18But, while the EAJA sets out the substantial evidence standard of review for courts reviewing final agency decisions, the Act is silent on the appropriate standard of review to be accorded an A.L.J.'s decision in the course of an internal agency review. According to Lion Uniform, the Board erred in conducting a de novo review of the A.L.J.'s determination that the General Counsel's position in the underlying proceeding on the merits was not substantially justified. The proper standard of review, says the company, is whether the A.L.J.'s decision to award fees amounted to an abuse of discretion.
19In support of its position, Lion Uniform relies upon the opinion of the United States Supreme Court in Pierce v. Underwood, 487 U.S. 552, 108 S. Ct. 2541, 101 L. Ed. 2d 490 (1988). In Pierce, the Court was called upon to determine the correct standard of review to be applied by a court of appeals when reviewing a district court's determination that a federal agency's position was not substantially justified. Upon considering the provision of the EAJA authorizing fee awards in civil judicial proceedings, 28 U.S.C. Sec. 2412(d)(1)(A), the Court noted that, for purposes of standards of review, "decisions by judges are traditionally divided into three categories, denominated questions of law (reviewable de novo ), questions of fact (reviewable for clear error), and matters of discretion (reviewable for 'abuse of discretion')." 108 S. Ct. at 2546. It concluded that a deferential abuse of discretion, rather than a de novo standard, is to be applied when a court of appeals reviews a district court's determination that the government's position was not substantially justified.

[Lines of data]
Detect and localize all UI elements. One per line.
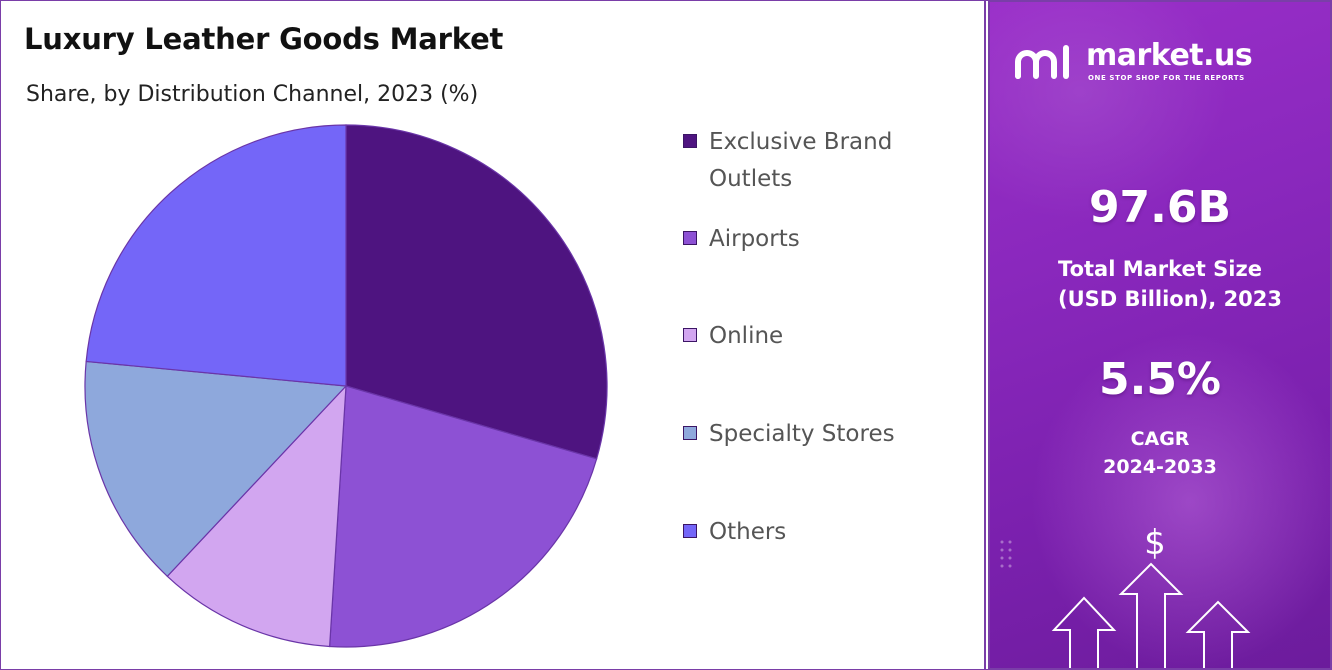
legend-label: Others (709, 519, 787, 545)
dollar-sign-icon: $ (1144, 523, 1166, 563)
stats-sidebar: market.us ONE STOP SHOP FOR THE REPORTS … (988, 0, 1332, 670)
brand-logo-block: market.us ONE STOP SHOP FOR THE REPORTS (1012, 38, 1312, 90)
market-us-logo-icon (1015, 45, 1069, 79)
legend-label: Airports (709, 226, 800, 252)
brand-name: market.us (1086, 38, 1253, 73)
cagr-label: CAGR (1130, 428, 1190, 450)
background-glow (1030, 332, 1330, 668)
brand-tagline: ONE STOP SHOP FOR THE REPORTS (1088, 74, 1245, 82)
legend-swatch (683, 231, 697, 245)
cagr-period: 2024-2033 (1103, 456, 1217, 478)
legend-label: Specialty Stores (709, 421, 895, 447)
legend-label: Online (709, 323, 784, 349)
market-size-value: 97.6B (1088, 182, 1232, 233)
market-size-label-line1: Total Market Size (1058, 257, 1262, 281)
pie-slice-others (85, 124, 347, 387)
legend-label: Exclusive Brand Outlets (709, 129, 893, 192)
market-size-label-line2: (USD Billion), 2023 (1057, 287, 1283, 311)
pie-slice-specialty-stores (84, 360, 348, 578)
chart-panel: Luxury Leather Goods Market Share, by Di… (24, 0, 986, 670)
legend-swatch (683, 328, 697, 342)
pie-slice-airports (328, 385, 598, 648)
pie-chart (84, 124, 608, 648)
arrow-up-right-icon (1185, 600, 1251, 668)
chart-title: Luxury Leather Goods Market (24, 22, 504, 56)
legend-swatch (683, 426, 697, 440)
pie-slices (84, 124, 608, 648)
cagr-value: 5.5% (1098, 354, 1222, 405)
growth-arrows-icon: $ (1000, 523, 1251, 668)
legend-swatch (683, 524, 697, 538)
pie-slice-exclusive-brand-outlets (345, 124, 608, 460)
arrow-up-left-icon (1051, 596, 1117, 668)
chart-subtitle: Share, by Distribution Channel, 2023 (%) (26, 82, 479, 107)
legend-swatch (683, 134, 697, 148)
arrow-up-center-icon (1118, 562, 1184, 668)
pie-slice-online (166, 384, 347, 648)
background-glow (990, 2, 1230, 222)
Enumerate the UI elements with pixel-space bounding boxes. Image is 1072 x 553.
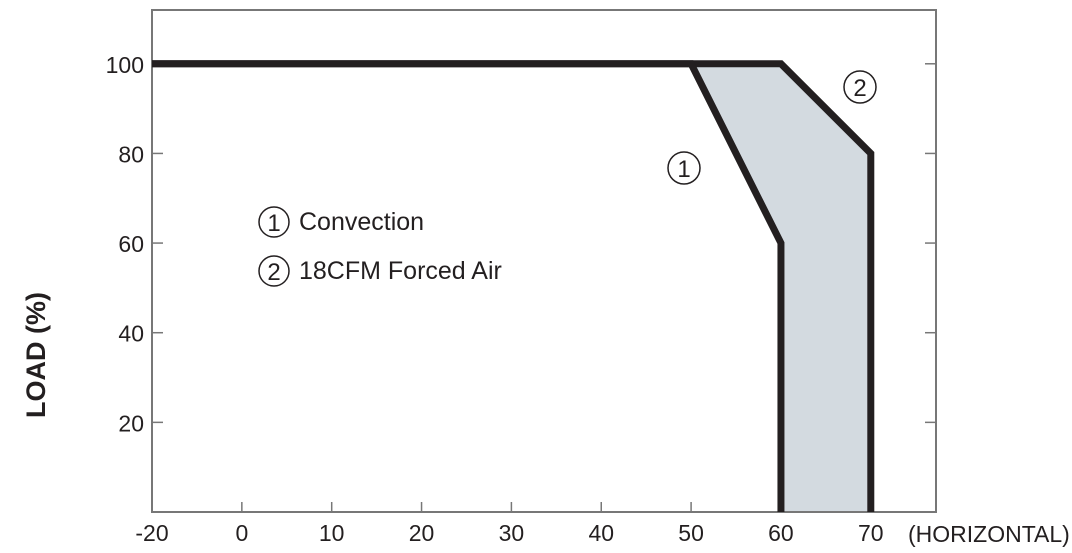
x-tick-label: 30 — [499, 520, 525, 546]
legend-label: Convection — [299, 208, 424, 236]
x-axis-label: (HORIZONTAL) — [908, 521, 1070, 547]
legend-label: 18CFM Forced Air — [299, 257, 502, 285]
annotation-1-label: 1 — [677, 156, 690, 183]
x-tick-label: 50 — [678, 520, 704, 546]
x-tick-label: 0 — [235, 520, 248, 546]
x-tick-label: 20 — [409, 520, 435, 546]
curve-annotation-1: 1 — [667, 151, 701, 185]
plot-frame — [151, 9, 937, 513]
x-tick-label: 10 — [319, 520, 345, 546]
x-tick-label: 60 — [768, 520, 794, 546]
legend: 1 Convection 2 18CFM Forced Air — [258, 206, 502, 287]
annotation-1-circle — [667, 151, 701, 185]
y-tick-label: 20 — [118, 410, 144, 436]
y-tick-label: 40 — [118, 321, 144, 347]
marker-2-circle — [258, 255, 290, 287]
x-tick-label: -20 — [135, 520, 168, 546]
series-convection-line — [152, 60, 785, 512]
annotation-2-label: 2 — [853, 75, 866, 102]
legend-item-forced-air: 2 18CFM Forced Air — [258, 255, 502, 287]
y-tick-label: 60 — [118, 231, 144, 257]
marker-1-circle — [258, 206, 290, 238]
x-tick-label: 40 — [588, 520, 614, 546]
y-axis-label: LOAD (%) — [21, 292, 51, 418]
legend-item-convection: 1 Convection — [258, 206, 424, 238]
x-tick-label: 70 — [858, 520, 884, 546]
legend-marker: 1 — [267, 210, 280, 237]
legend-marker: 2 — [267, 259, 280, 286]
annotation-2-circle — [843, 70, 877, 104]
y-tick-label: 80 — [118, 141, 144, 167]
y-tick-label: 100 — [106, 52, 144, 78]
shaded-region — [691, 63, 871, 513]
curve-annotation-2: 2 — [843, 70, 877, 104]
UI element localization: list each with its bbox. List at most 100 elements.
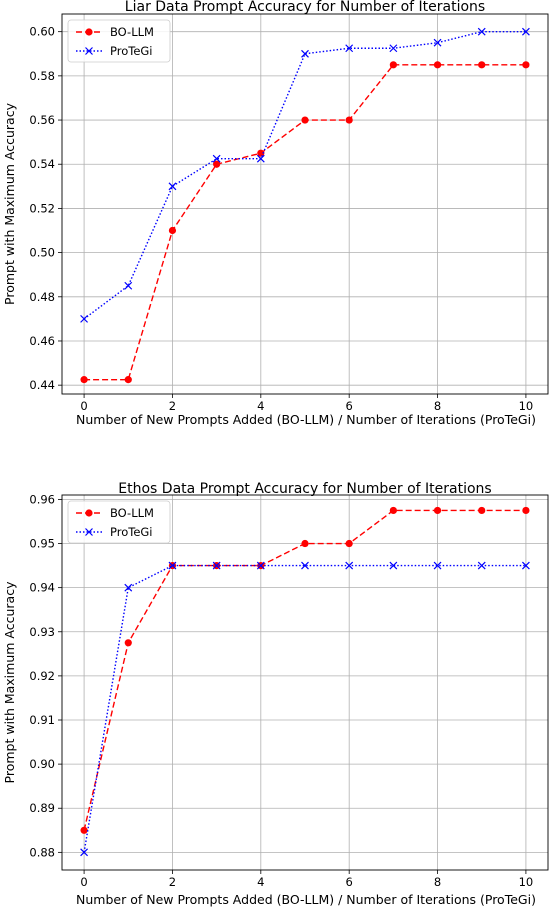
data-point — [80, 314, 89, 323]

§ **THE TASKS**:
1. In the EAJA passage, what does Lion Uniform say is the proper standard of review?
2. According to the EAJA passage, are these statements true? (a) The EAJA specifies the standard of review for an A.L.J.'s decision during internal agency review. (b) Pierce v. Underwood was decided in 1988. (c) In the categories the Court noted, questions of fact are reviewable for clear error.
3. Resume the EAJA passage after its final sentence.

§ **OUTPUTS FOR THE TASKS**:
1. Whether the A.L.J.'s decision to award fees amounted to an abuse of discretion.

2.
(a) No: "the Act is silent on the appropriate standard of review to be accorded an A.L.J.'s decision in the course of an internal agency review."
(b) Yes: "101 L. Ed. 2d 490 (1988)."
(c) Yes: "questions of fact (reviewable for clear error)."

3.
20The Supreme Court first noted that the statute provides that "attorney's fees shall be awarded 'unless the court finds that the position of the United States was substantially justified,' ... as opposed to simply 'unless the position of the United States was substantially justified,' " and that such a formulation "emphasizes the fact that the determination is for the district court to make, and thus suggests some deference to the district court upon appeal." Id. at 2547 (citation omitted). The Court also was of the opinion that a district court is in a superior position to determine if the government's position is substantially justified because it "may have insights not conveyed by the record, into such matters as whether particular evidence was worthy of being relied upon, or whether critical facts could easily have been verified by the Government." Id.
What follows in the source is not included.